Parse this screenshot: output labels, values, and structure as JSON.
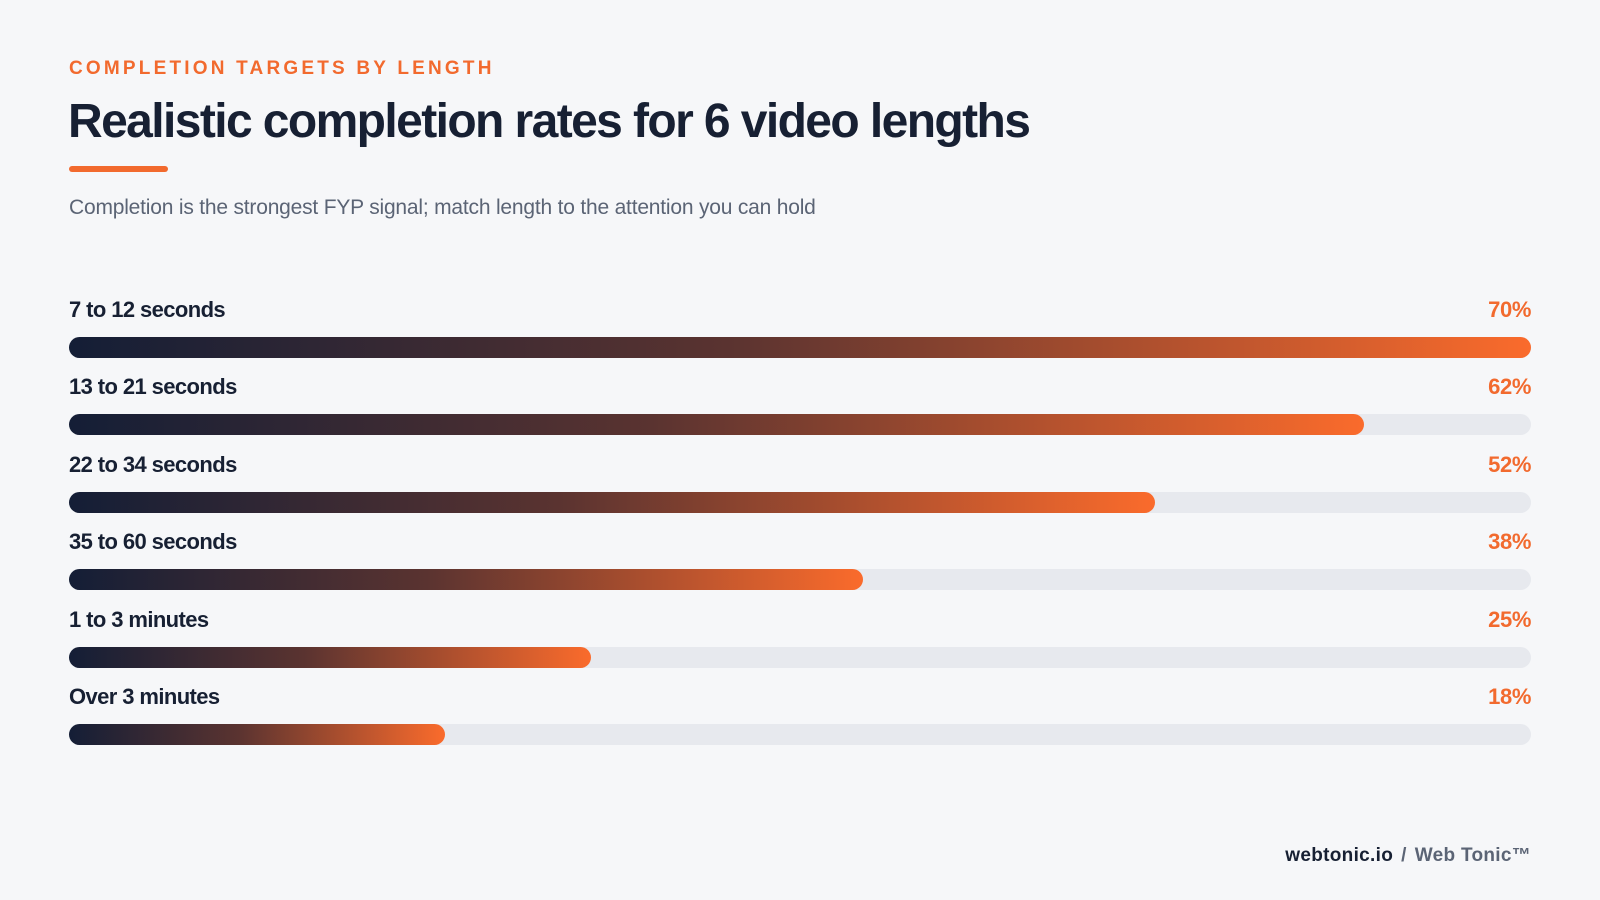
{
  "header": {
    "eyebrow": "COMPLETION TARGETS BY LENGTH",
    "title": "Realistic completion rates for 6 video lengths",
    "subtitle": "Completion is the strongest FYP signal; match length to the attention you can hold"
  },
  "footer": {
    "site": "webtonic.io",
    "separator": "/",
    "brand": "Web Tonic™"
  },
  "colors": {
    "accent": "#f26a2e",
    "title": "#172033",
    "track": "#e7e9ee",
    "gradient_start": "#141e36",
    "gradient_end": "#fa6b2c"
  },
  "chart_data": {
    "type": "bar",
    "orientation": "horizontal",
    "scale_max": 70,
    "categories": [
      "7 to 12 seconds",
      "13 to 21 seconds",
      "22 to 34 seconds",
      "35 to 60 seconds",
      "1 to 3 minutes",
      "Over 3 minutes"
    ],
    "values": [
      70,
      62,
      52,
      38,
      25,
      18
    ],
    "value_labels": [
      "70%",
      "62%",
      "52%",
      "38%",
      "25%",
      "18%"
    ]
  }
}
====
Omit the pictures and output all of the other material exactly.

## SOLUTION FOR THIS EXERCISE
Parse this screenshot: output labels, values, and structure as JSON.
{
  "header": {
    "eyebrow": "COMPLETION TARGETS BY LENGTH",
    "title": "Realistic completion rates for 6 video lengths",
    "subtitle": "Completion is the strongest FYP signal; match length to the attention you can hold"
  },
  "footer": {
    "site": "webtonic.io",
    "separator": "/",
    "brand": "Web Tonic™"
  },
  "colors": {
    "accent": "#f26a2e",
    "title": "#172033",
    "track": "#e7e9ee",
    "gradient_start": "#141e36",
    "gradient_end": "#fa6b2c"
  },
  "chart_data": {
    "type": "bar",
    "orientation": "horizontal",
    "scale_max": 70,
    "categories": [
      "7 to 12 seconds",
      "13 to 21 seconds",
      "22 to 34 seconds",
      "35 to 60 seconds",
      "1 to 3 minutes",
      "Over 3 minutes"
    ],
    "values": [
      70,
      62,
      52,
      38,
      25,
      18
    ],
    "value_labels": [
      "70%",
      "62%",
      "52%",
      "38%",
      "25%",
      "18%"
    ]
  }
}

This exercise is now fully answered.